● STATED GOAL
Reply with one number only, the count of lines holding the string "Cambridge".

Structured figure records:
## start
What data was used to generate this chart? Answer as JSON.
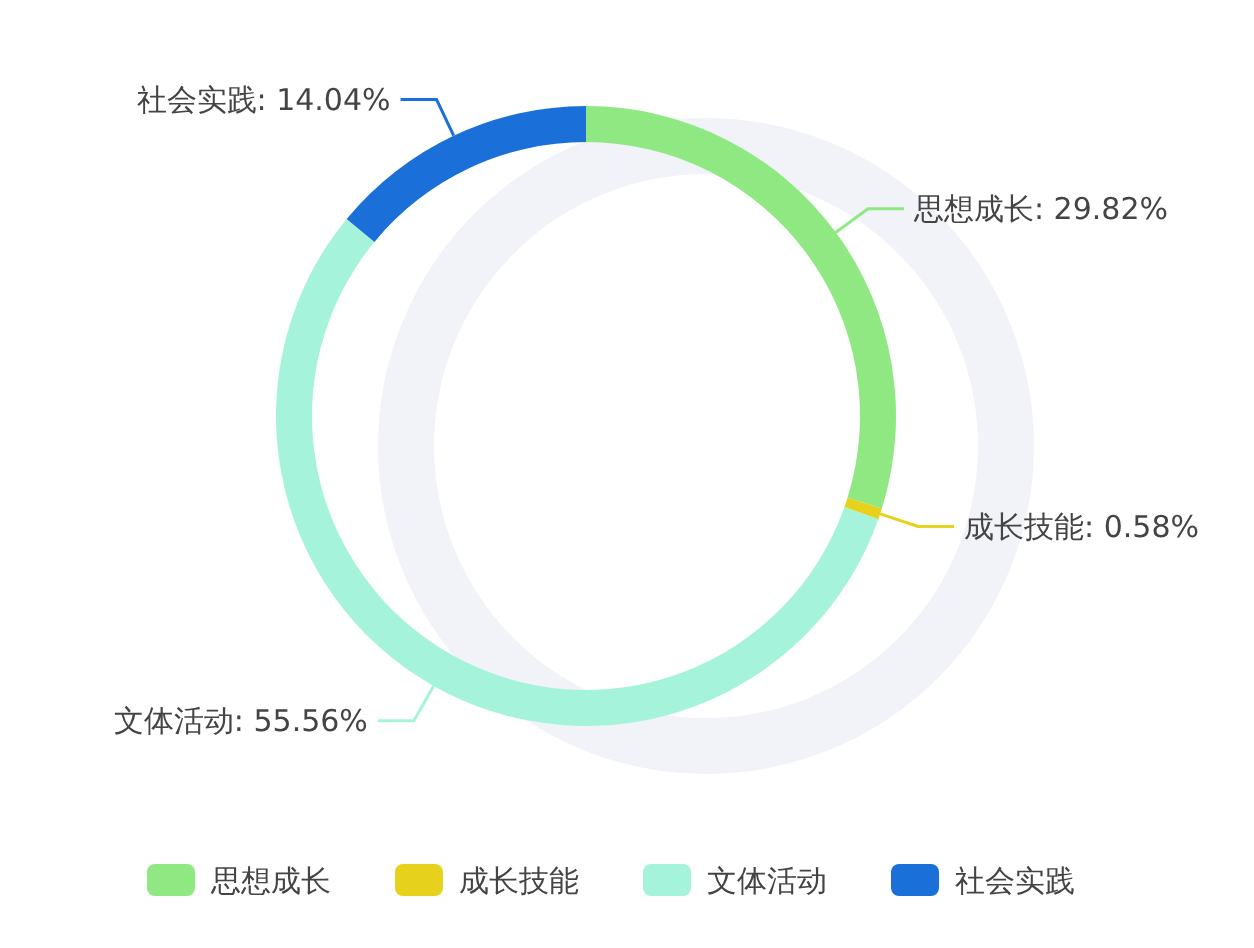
{
  "chart_data": {
    "type": "donut",
    "categories": [
      "思想成长",
      "成长技能",
      "文体活动",
      "社会实践"
    ],
    "values": [
      29.82,
      0.58,
      55.56,
      14.04
    ],
    "value_labels": [
      "思想成长: 29.82%",
      "成长技能: 0.58%",
      "文体活动: 55.56%",
      "社会实践: 14.04%"
    ],
    "colors": [
      "#8fe882",
      "#e6d21c",
      "#a6f3dc",
      "#1a6fd8"
    ],
    "legend": "bottom"
  }
}
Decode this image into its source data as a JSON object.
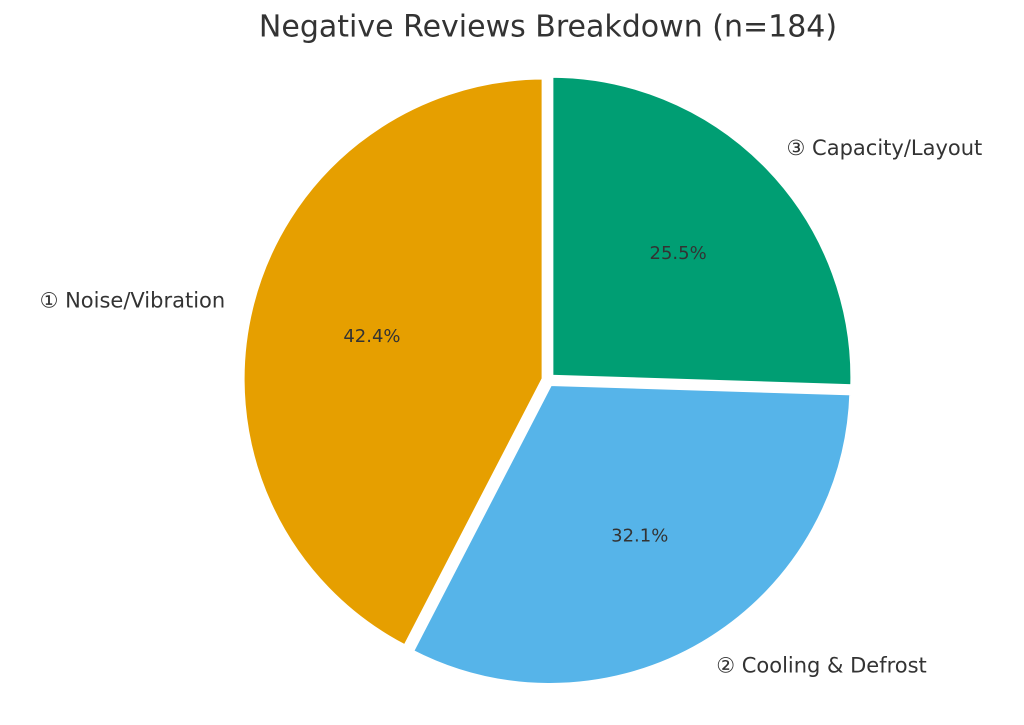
{
  "chart_data": {
    "type": "pie",
    "title": "Negative Reviews Breakdown (n=184)",
    "categories": [
      "① Noise/Vibration",
      "② Cooling & Defrost",
      "③ Capacity/Layout"
    ],
    "values": [
      42.4,
      32.1,
      25.5
    ],
    "value_labels": [
      "42.4%",
      "32.1%",
      "25.5%"
    ],
    "colors": [
      "#E69F00",
      "#56B4E9",
      "#009E73"
    ]
  }
}
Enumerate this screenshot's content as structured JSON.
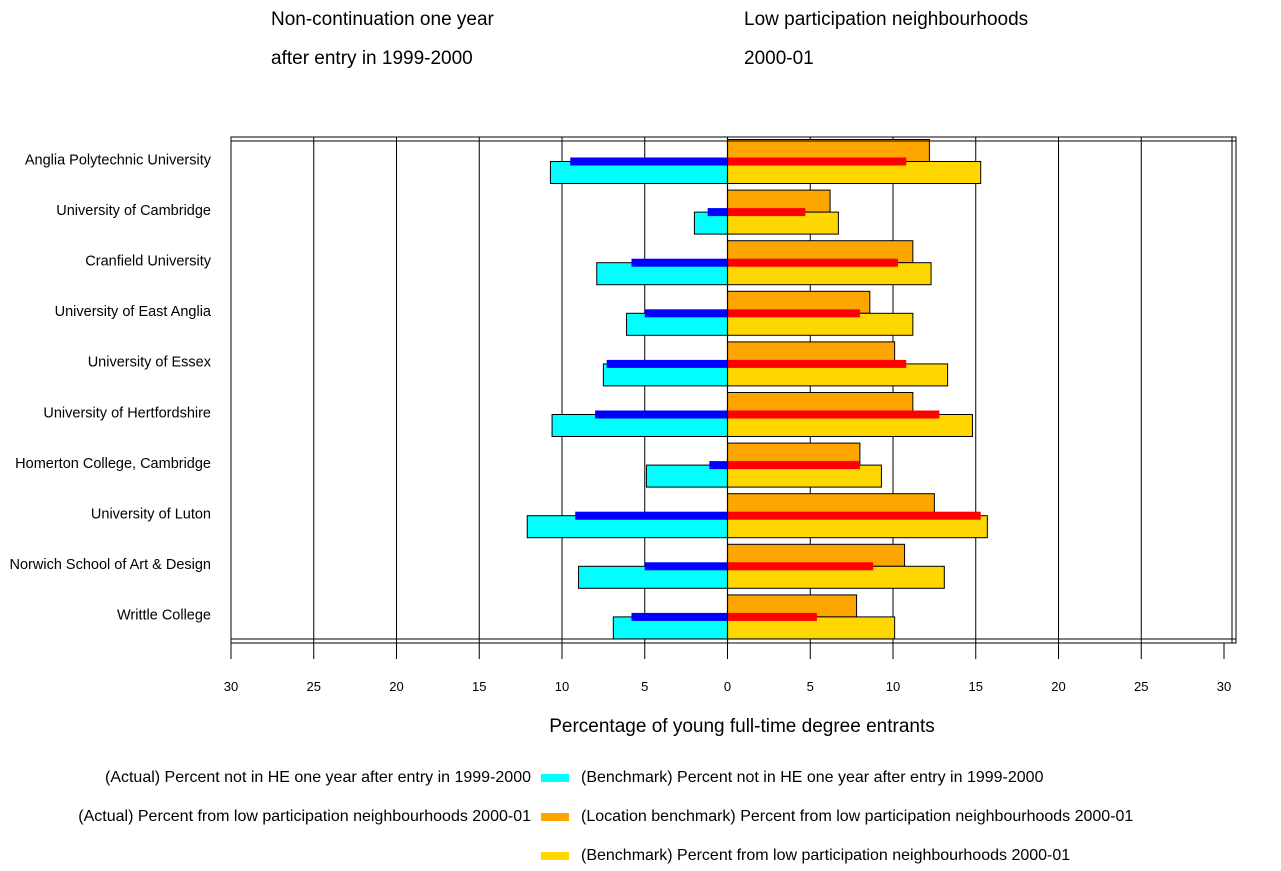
{
  "chart_data": {
    "type": "bar",
    "orientation": "horizontal",
    "layout": "butterfly",
    "headings": {
      "left": [
        "Non-continuation one year",
        "after entry in 1999-2000"
      ],
      "right": [
        "Low participation neighbourhoods",
        "2000-01"
      ]
    },
    "xlabel": "Percentage of young full-time degree entrants",
    "xlim": [
      -30,
      30
    ],
    "x_ticks": [
      "30",
      "25",
      "20",
      "15",
      "10",
      "5",
      "0",
      "5",
      "10",
      "15",
      "20",
      "25",
      "30"
    ],
    "grid": true,
    "legend_position": "bottom",
    "categories": [
      "Anglia Polytechnic University",
      "University of Cambridge",
      "Cranfield University",
      "University of East Anglia",
      "University of Essex",
      "University of Hertfordshire",
      "Homerton College, Cambridge",
      "University of Luton",
      "Norwich School of Art & Design",
      "Writtle College"
    ],
    "series": [
      {
        "key": "nc_actual",
        "name": "(Actual) Percent not in HE one year after entry in 1999-2000",
        "color": "#0000ff",
        "side": "left",
        "style": "thin",
        "values": [
          9.5,
          1.2,
          5.8,
          5.0,
          7.3,
          8.0,
          1.1,
          9.2,
          5.0,
          5.8
        ]
      },
      {
        "key": "nc_bench",
        "name": "(Benchmark) Percent not in HE one year after entry in 1999-2000",
        "color": "#00ffff",
        "side": "left",
        "style": "lower",
        "values": [
          10.7,
          2.0,
          7.9,
          6.1,
          7.5,
          10.6,
          4.9,
          12.1,
          9.0,
          6.9
        ]
      },
      {
        "key": "lpn_actual",
        "name": "(Actual) Percent from low participation neighbourhoods 2000-01",
        "color": "#ff0000",
        "side": "right",
        "style": "thin",
        "values": [
          10.8,
          4.7,
          10.3,
          8.0,
          10.8,
          12.8,
          8.0,
          15.3,
          8.8,
          5.4
        ]
      },
      {
        "key": "lpn_loc",
        "name": "(Location benchmark) Percent from low participation neighbourhoods 2000-01",
        "color": "#ffa500",
        "side": "right",
        "style": "upper",
        "values": [
          12.2,
          6.2,
          11.2,
          8.6,
          10.1,
          11.2,
          8.0,
          12.5,
          10.7,
          7.8
        ]
      },
      {
        "key": "lpn_bench",
        "name": "(Benchmark) Percent from low participation neighbourhoods 2000-01",
        "color": "#ffd700",
        "side": "right",
        "style": "lower",
        "values": [
          15.3,
          6.7,
          12.3,
          11.2,
          13.3,
          14.8,
          9.3,
          15.7,
          13.1,
          10.1
        ]
      }
    ]
  }
}
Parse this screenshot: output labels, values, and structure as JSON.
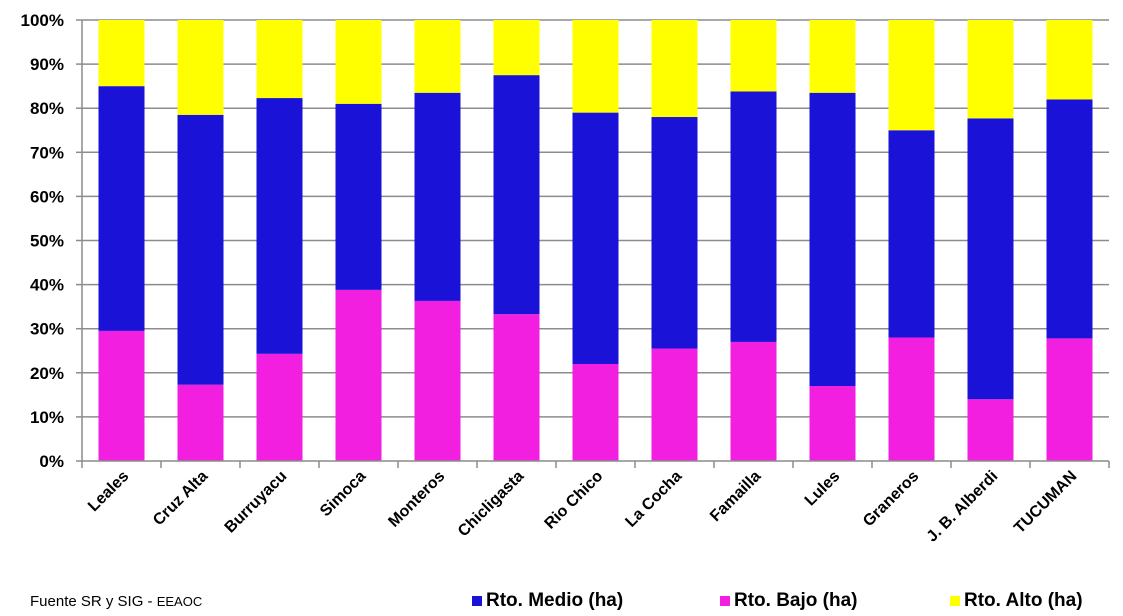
{
  "chart_data": {
    "type": "bar",
    "stacked": true,
    "percent": true,
    "categories": [
      "Leales",
      "Cruz Alta",
      "Burruyacu",
      "Simoca",
      "Monteros",
      "Chicligasta",
      "Rio Chico",
      "La Cocha",
      "Famailla",
      "Lules",
      "Graneros",
      "J. B. Alberdi",
      "TUCUMAN"
    ],
    "series": [
      {
        "name": "Rto. Bajo (ha)",
        "color": "#f21fe0",
        "values": [
          29.5,
          17.3,
          24.3,
          38.8,
          36.3,
          33.3,
          22.0,
          25.5,
          27.0,
          17.0,
          28.0,
          14.0,
          27.8
        ]
      },
      {
        "name": "Rto. Medio (ha)",
        "color": "#1a12d6",
        "values": [
          55.5,
          61.2,
          58.0,
          42.2,
          47.2,
          54.2,
          57.0,
          52.5,
          56.8,
          66.5,
          47.0,
          63.7,
          54.2
        ]
      },
      {
        "name": "Rto. Alto (ha)",
        "color": "#ffff00",
        "values": [
          15.0,
          21.5,
          17.7,
          19.0,
          16.5,
          12.5,
          21.0,
          22.0,
          16.2,
          16.5,
          25.0,
          22.3,
          18.0
        ]
      }
    ],
    "y_ticks": [
      "0%",
      "10%",
      "20%",
      "30%",
      "40%",
      "50%",
      "60%",
      "70%",
      "80%",
      "90%",
      "100%"
    ],
    "ylim": [
      0,
      100
    ],
    "grid": true,
    "legend_position": "bottom-right",
    "legend": [
      {
        "label": "Rto. Medio (ha)",
        "color": "#1a12d6"
      },
      {
        "label": "Rto. Bajo (ha)",
        "color": "#f21fe0"
      },
      {
        "label": "Rto. Alto (ha)",
        "color": "#ffff00"
      }
    ]
  },
  "source_note": {
    "main": "Fuente SR y SIG - ",
    "org": "EEAOC"
  }
}
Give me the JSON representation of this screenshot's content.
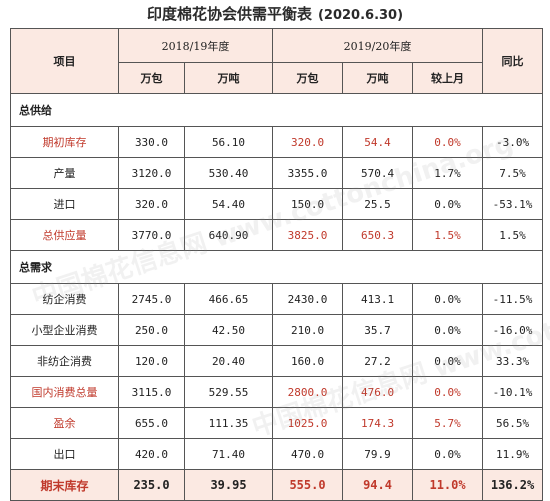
{
  "title": "印度棉花协会供需平衡表",
  "date": "(2020.6.30)",
  "headers": {
    "item": "项目",
    "year1": "2018/19年度",
    "year2": "2019/20年度",
    "yoy": "同比",
    "units": [
      "万包",
      "万吨",
      "万包",
      "万吨",
      "较上月"
    ]
  },
  "sections": {
    "supply": "总供给",
    "demand": "总需求"
  },
  "rows": [
    {
      "label": "期初库存",
      "a": "330.0",
      "b": "56.10",
      "c": "320.0",
      "d": "54.4",
      "e": "0.0%",
      "f": "-3.0%"
    },
    {
      "label": "产量",
      "a": "3120.0",
      "b": "530.40",
      "c": "3355.0",
      "d": "570.4",
      "e": "1.7%",
      "f": "7.5%"
    },
    {
      "label": "进口",
      "a": "320.0",
      "b": "54.40",
      "c": "150.0",
      "d": "25.5",
      "e": "0.0%",
      "f": "-53.1%"
    },
    {
      "label": "总供应量",
      "a": "3770.0",
      "b": "640.90",
      "c": "3825.0",
      "d": "650.3",
      "e": "1.5%",
      "f": "1.5%"
    },
    {
      "label": "纺企消费",
      "a": "2745.0",
      "b": "466.65",
      "c": "2430.0",
      "d": "413.1",
      "e": "0.0%",
      "f": "-11.5%"
    },
    {
      "label": "小型企业消费",
      "a": "250.0",
      "b": "42.50",
      "c": "210.0",
      "d": "35.7",
      "e": "0.0%",
      "f": "-16.0%"
    },
    {
      "label": "非纺企消费",
      "a": "120.0",
      "b": "20.40",
      "c": "160.0",
      "d": "27.2",
      "e": "0.0%",
      "f": "33.3%"
    },
    {
      "label": "国内消费总量",
      "a": "3115.0",
      "b": "529.55",
      "c": "2800.0",
      "d": "476.0",
      "e": "0.0%",
      "f": "-10.1%"
    },
    {
      "label": "盈余",
      "a": "655.0",
      "b": "111.35",
      "c": "1025.0",
      "d": "174.3",
      "e": "5.7%",
      "f": "56.5%"
    },
    {
      "label": "出口",
      "a": "420.0",
      "b": "71.40",
      "c": "470.0",
      "d": "79.9",
      "e": "0.0%",
      "f": "11.9%"
    },
    {
      "label": "期末库存",
      "a": "235.0",
      "b": "39.95",
      "c": "555.0",
      "d": "94.4",
      "e": "11.0%",
      "f": "136.2%"
    }
  ],
  "watermark": "中国棉花信息网 www.cottonchina.org"
}
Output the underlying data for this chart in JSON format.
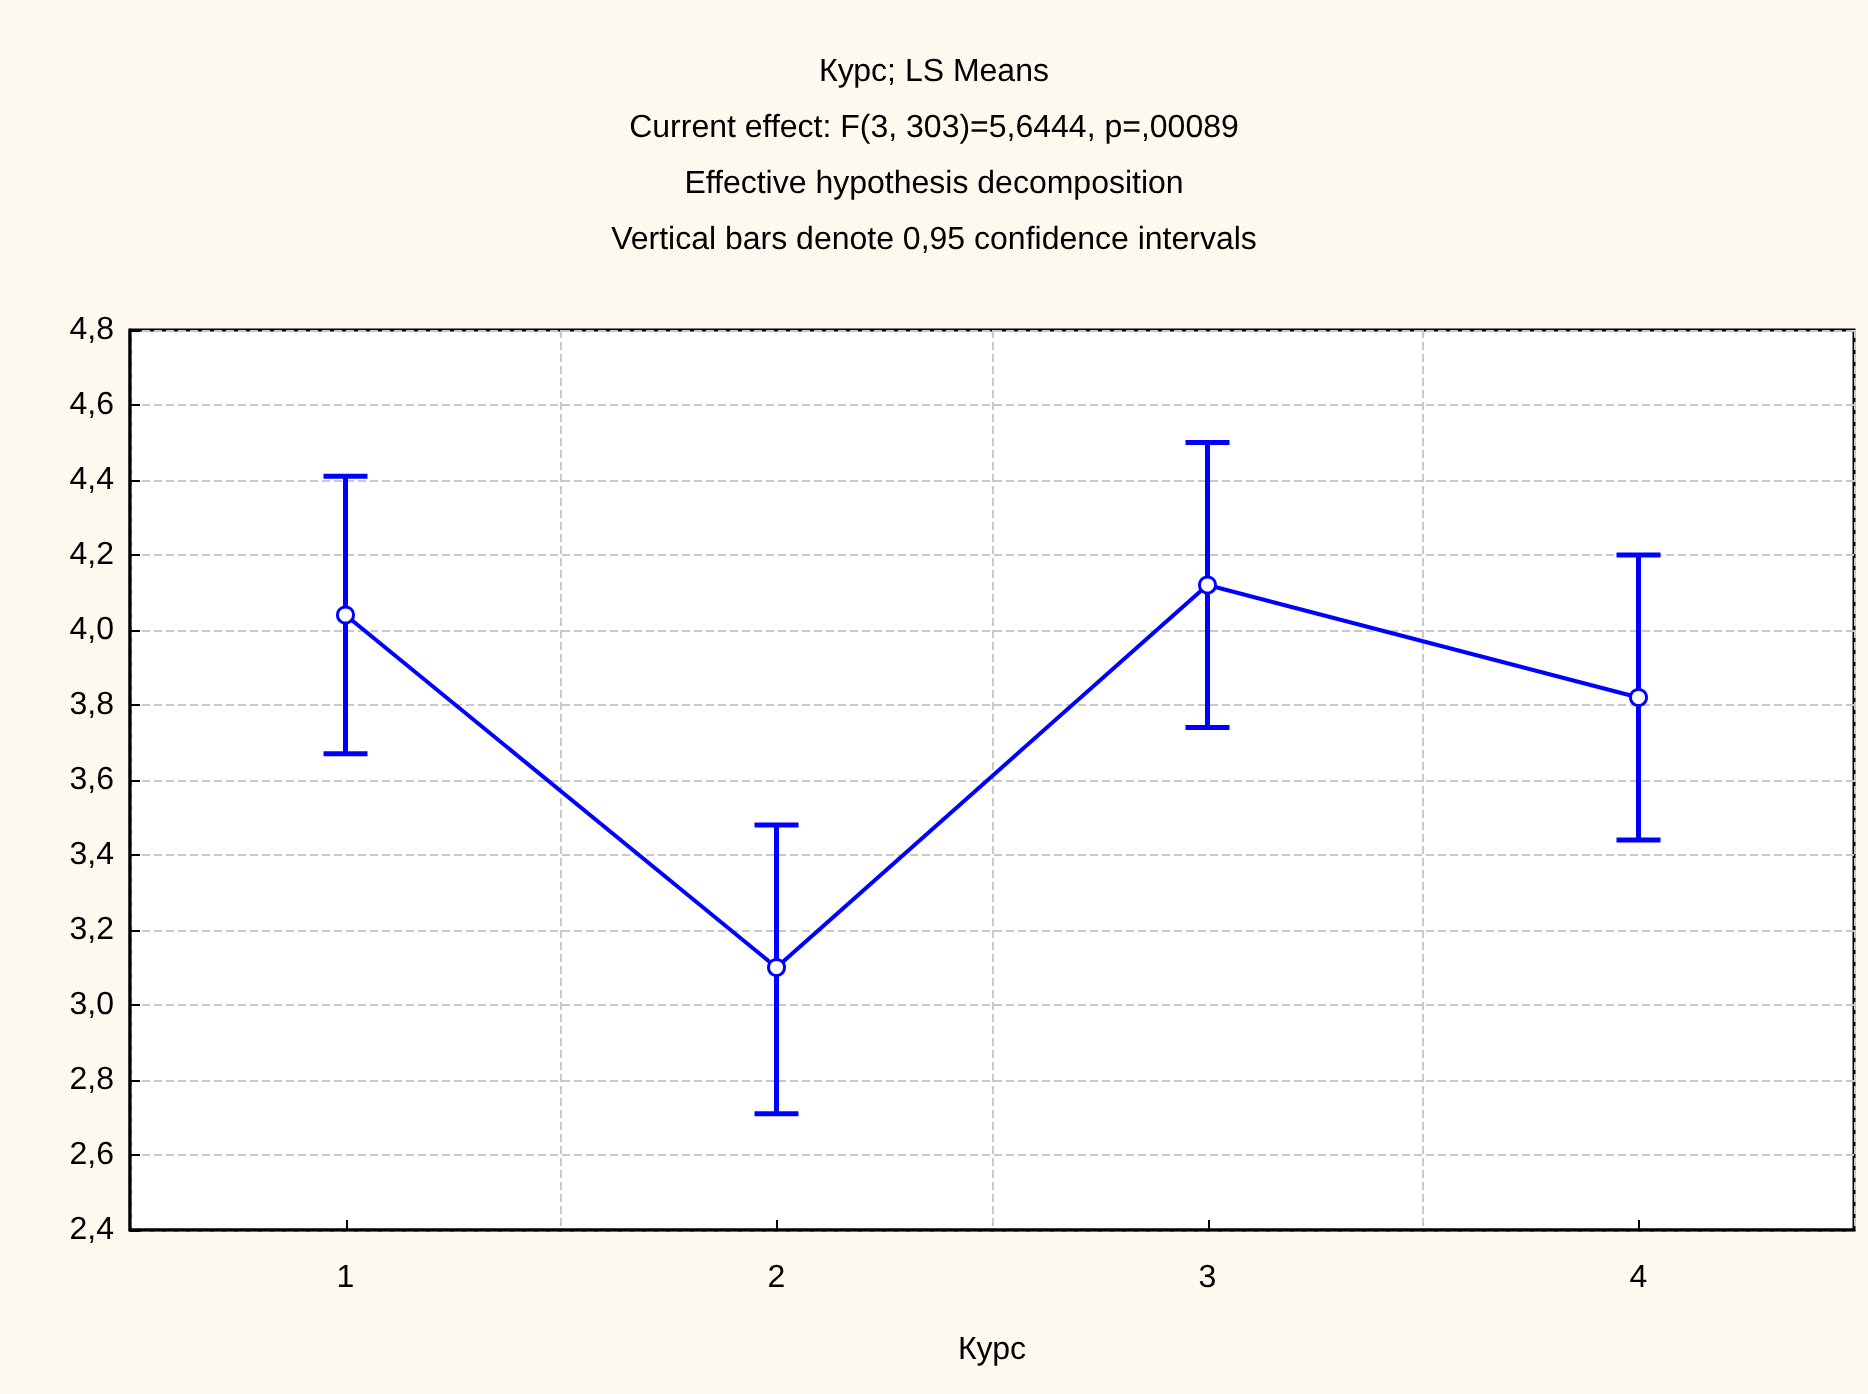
{
  "chart_data": {
    "type": "line",
    "title": "Курс; LS Means",
    "subtitle": "Current effect: F(3, 303)=5,6444, p=,00089",
    "annotations": [
      "Effective hypothesis decomposition",
      "Vertical bars denote 0,95 confidence intervals"
    ],
    "xlabel": "Курс",
    "categories": [
      "1",
      "2",
      "3",
      "4"
    ],
    "series": [
      {
        "color": "#0000ff",
        "values": [
          4.04,
          3.1,
          4.12,
          3.82
        ],
        "errors": [
          [
            3.67,
            4.41
          ],
          [
            2.71,
            3.48
          ],
          [
            3.74,
            4.5
          ],
          [
            3.44,
            4.2
          ]
        ]
      }
    ],
    "ylim": [
      2.4,
      4.8
    ],
    "yticks": [
      {
        "value": 2.4,
        "label": "2,4"
      },
      {
        "value": 2.6,
        "label": "2,6"
      },
      {
        "value": 2.8,
        "label": "2,8"
      },
      {
        "value": 3.0,
        "label": "3,0"
      },
      {
        "value": 3.2,
        "label": "3,2"
      },
      {
        "value": 3.4,
        "label": "3,4"
      },
      {
        "value": 3.6,
        "label": "3,6"
      },
      {
        "value": 3.8,
        "label": "3,8"
      },
      {
        "value": 4.0,
        "label": "4,0"
      },
      {
        "value": 4.2,
        "label": "4,2"
      },
      {
        "value": 4.4,
        "label": "4,4"
      },
      {
        "value": 4.6,
        "label": "4,6"
      },
      {
        "value": 4.8,
        "label": "4,8"
      }
    ],
    "grid": true,
    "marker": "circle",
    "line_style": "solid"
  }
}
## end
● CORRECT ANSWER
2